= Aim of the task =
Set down the full listing exactly as given. Any pictures are to be left out.

= Given records =
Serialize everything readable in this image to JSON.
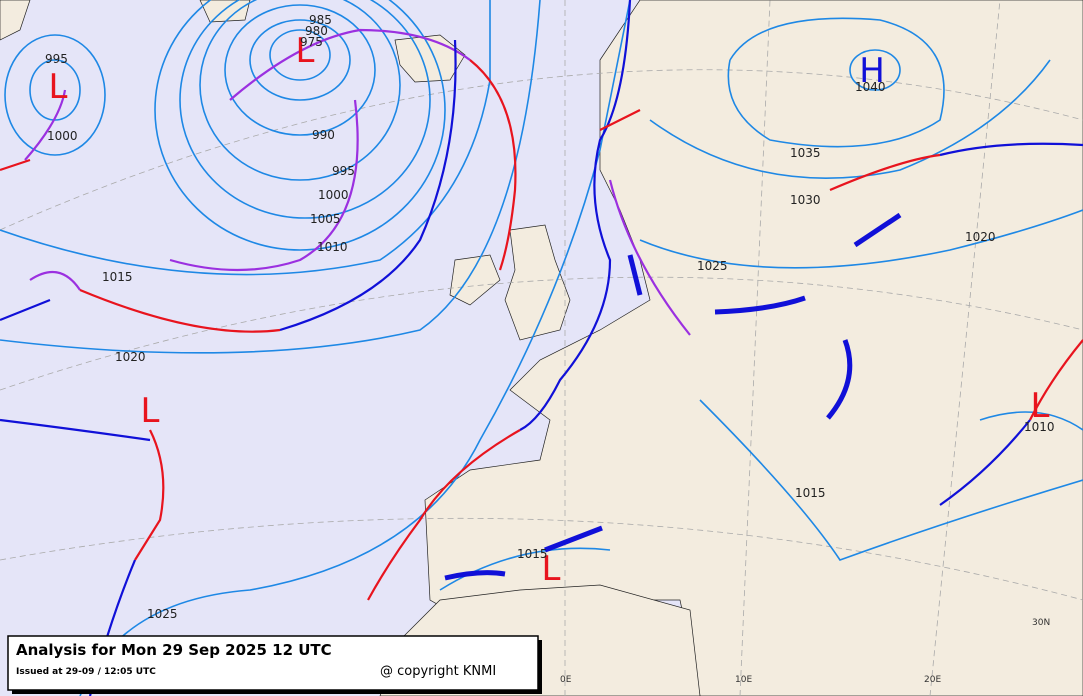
{
  "header": {
    "title": "Analysis for Mon 29 Sep 2025 12 UTC",
    "issued": "Issued at 29-09 / 12:05 UTC",
    "copyright": "@ copyright KNMI"
  },
  "pressure_centers": [
    {
      "label": "L"
    },
    {
      "label": "L"
    },
    {
      "label": "H"
    },
    {
      "label": "L"
    },
    {
      "label": "L"
    },
    {
      "label": "L"
    }
  ],
  "isobar_labels": [
    995,
    1000,
    985,
    980,
    975,
    990,
    995,
    1000,
    1005,
    1010,
    1015,
    1020,
    1025,
    1035,
    1030,
    1040,
    1020,
    1025,
    1015,
    1010,
    1015
  ],
  "grid_labels": [
    "0E",
    "10E",
    "20E",
    "30N"
  ]
}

= Result of the task =
Serialize everything readable in this image to JSON.
{
  "header": {
    "title": "Analysis for Mon 29 Sep 2025 12 UTC",
    "issued": "Issued at 29-09 / 12:05 UTC",
    "copyright": "@ copyright KNMI"
  },
  "pressure_centers": [
    {
      "label": "L"
    },
    {
      "label": "L"
    },
    {
      "label": "H"
    },
    {
      "label": "L"
    },
    {
      "label": "L"
    },
    {
      "label": "L"
    }
  ],
  "isobar_labels": [
    995,
    1000,
    985,
    980,
    975,
    990,
    995,
    1000,
    1005,
    1010,
    1015,
    1020,
    1025,
    1035,
    1030,
    1040,
    1020,
    1025,
    1015,
    1010,
    1015
  ],
  "grid_labels": [
    "0E",
    "10E",
    "20E",
    "30N"
  ]
}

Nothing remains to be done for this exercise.